Set exercise
Give every line below again, exactly.

----- Data for this task

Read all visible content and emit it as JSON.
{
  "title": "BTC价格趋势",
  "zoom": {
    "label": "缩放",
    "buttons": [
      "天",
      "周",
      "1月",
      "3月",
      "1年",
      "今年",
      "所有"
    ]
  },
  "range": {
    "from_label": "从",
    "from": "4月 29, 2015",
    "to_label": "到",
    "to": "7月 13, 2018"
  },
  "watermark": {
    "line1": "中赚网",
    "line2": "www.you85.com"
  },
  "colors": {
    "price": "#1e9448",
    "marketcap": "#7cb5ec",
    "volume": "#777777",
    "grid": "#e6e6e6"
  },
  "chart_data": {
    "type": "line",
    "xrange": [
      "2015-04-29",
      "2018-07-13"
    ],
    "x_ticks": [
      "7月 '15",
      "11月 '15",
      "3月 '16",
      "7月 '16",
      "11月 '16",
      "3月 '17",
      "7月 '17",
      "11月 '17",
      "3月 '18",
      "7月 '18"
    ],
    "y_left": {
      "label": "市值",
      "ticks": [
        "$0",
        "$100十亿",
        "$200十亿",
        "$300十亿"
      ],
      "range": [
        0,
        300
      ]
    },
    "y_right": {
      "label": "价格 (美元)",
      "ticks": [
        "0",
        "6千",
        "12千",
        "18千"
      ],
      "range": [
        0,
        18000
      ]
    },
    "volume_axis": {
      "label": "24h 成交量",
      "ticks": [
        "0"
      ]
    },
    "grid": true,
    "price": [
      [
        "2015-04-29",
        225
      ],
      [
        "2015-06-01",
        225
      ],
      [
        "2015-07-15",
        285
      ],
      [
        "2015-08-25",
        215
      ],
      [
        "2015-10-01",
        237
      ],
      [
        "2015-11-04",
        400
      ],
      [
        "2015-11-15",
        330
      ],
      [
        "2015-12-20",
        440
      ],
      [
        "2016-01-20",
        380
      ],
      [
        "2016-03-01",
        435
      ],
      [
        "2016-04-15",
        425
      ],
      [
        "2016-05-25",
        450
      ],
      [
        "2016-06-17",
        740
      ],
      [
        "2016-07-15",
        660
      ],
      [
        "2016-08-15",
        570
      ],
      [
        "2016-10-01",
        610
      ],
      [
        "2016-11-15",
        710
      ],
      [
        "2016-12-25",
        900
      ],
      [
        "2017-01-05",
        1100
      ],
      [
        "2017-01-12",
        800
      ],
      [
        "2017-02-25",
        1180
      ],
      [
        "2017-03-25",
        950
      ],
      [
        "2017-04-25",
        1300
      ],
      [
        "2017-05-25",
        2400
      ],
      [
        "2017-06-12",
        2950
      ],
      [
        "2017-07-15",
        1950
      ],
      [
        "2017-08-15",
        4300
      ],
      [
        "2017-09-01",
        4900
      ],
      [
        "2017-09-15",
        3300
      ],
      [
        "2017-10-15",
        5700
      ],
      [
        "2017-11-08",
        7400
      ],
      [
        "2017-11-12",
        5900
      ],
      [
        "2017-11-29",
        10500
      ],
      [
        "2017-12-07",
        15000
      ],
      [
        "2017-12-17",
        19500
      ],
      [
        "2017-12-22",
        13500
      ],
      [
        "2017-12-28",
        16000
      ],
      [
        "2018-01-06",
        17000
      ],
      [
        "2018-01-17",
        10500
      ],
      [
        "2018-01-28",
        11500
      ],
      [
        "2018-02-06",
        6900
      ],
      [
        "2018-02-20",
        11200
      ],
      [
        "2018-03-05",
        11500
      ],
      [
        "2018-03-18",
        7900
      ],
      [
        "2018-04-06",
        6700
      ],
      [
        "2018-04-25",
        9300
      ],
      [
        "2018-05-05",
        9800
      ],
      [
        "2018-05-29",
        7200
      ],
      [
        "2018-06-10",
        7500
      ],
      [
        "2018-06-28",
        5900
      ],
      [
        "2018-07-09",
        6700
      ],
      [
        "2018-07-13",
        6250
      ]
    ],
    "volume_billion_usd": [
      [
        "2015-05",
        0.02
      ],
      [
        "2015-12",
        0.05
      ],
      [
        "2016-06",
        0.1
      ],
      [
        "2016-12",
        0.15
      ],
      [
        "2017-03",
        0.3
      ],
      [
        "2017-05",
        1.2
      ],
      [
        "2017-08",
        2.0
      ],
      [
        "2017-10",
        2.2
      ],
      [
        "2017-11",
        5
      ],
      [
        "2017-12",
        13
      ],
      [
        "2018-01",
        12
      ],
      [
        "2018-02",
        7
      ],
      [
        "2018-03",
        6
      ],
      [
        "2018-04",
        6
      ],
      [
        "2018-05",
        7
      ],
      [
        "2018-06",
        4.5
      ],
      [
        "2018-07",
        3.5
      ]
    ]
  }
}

----------

Exercise result
Read all visible content and emit it as JSON.
{
  "title": "BTC价格趋势",
  "zoom": {
    "label": "缩放",
    "buttons": [
      "天",
      "周",
      "1月",
      "3月",
      "1年",
      "今年",
      "所有"
    ]
  },
  "range": {
    "from_label": "从",
    "from": "4月 29, 2015",
    "to_label": "到",
    "to": "7月 13, 2018"
  },
  "watermark": {
    "line1": "中赚网",
    "line2": "www.you85.com"
  },
  "colors": {
    "price": "#1e9448",
    "marketcap": "#7cb5ec",
    "volume": "#777777",
    "grid": "#e6e6e6"
  },
  "chart_data": {
    "type": "line",
    "xrange": [
      "2015-04-29",
      "2018-07-13"
    ],
    "x_ticks": [
      "7月 '15",
      "11月 '15",
      "3月 '16",
      "7月 '16",
      "11月 '16",
      "3月 '17",
      "7月 '17",
      "11月 '17",
      "3月 '18",
      "7月 '18"
    ],
    "y_left": {
      "label": "市值",
      "ticks": [
        "$0",
        "$100十亿",
        "$200十亿",
        "$300十亿"
      ],
      "range": [
        0,
        300
      ]
    },
    "y_right": {
      "label": "价格 (美元)",
      "ticks": [
        "0",
        "6千",
        "12千",
        "18千"
      ],
      "range": [
        0,
        18000
      ]
    },
    "volume_axis": {
      "label": "24h 成交量",
      "ticks": [
        "0"
      ]
    },
    "grid": true,
    "price": [
      [
        "2015-04-29",
        225
      ],
      [
        "2015-06-01",
        225
      ],
      [
        "2015-07-15",
        285
      ],
      [
        "2015-08-25",
        215
      ],
      [
        "2015-10-01",
        237
      ],
      [
        "2015-11-04",
        400
      ],
      [
        "2015-11-15",
        330
      ],
      [
        "2015-12-20",
        440
      ],
      [
        "2016-01-20",
        380
      ],
      [
        "2016-03-01",
        435
      ],
      [
        "2016-04-15",
        425
      ],
      [
        "2016-05-25",
        450
      ],
      [
        "2016-06-17",
        740
      ],
      [
        "2016-07-15",
        660
      ],
      [
        "2016-08-15",
        570
      ],
      [
        "2016-10-01",
        610
      ],
      [
        "2016-11-15",
        710
      ],
      [
        "2016-12-25",
        900
      ],
      [
        "2017-01-05",
        1100
      ],
      [
        "2017-01-12",
        800
      ],
      [
        "2017-02-25",
        1180
      ],
      [
        "2017-03-25",
        950
      ],
      [
        "2017-04-25",
        1300
      ],
      [
        "2017-05-25",
        2400
      ],
      [
        "2017-06-12",
        2950
      ],
      [
        "2017-07-15",
        1950
      ],
      [
        "2017-08-15",
        4300
      ],
      [
        "2017-09-01",
        4900
      ],
      [
        "2017-09-15",
        3300
      ],
      [
        "2017-10-15",
        5700
      ],
      [
        "2017-11-08",
        7400
      ],
      [
        "2017-11-12",
        5900
      ],
      [
        "2017-11-29",
        10500
      ],
      [
        "2017-12-07",
        15000
      ],
      [
        "2017-12-17",
        19500
      ],
      [
        "2017-12-22",
        13500
      ],
      [
        "2017-12-28",
        16000
      ],
      [
        "2018-01-06",
        17000
      ],
      [
        "2018-01-17",
        10500
      ],
      [
        "2018-01-28",
        11500
      ],
      [
        "2018-02-06",
        6900
      ],
      [
        "2018-02-20",
        11200
      ],
      [
        "2018-03-05",
        11500
      ],
      [
        "2018-03-18",
        7900
      ],
      [
        "2018-04-06",
        6700
      ],
      [
        "2018-04-25",
        9300
      ],
      [
        "2018-05-05",
        9800
      ],
      [
        "2018-05-29",
        7200
      ],
      [
        "2018-06-10",
        7500
      ],
      [
        "2018-06-28",
        5900
      ],
      [
        "2018-07-09",
        6700
      ],
      [
        "2018-07-13",
        6250
      ]
    ],
    "volume_billion_usd": [
      [
        "2015-05",
        0.02
      ],
      [
        "2015-12",
        0.05
      ],
      [
        "2016-06",
        0.1
      ],
      [
        "2016-12",
        0.15
      ],
      [
        "2017-03",
        0.3
      ],
      [
        "2017-05",
        1.2
      ],
      [
        "2017-08",
        2.0
      ],
      [
        "2017-10",
        2.2
      ],
      [
        "2017-11",
        5
      ],
      [
        "2017-12",
        13
      ],
      [
        "2018-01",
        12
      ],
      [
        "2018-02",
        7
      ],
      [
        "2018-03",
        6
      ],
      [
        "2018-04",
        6
      ],
      [
        "2018-05",
        7
      ],
      [
        "2018-06",
        4.5
      ],
      [
        "2018-07",
        3.5
      ]
    ]
  }
}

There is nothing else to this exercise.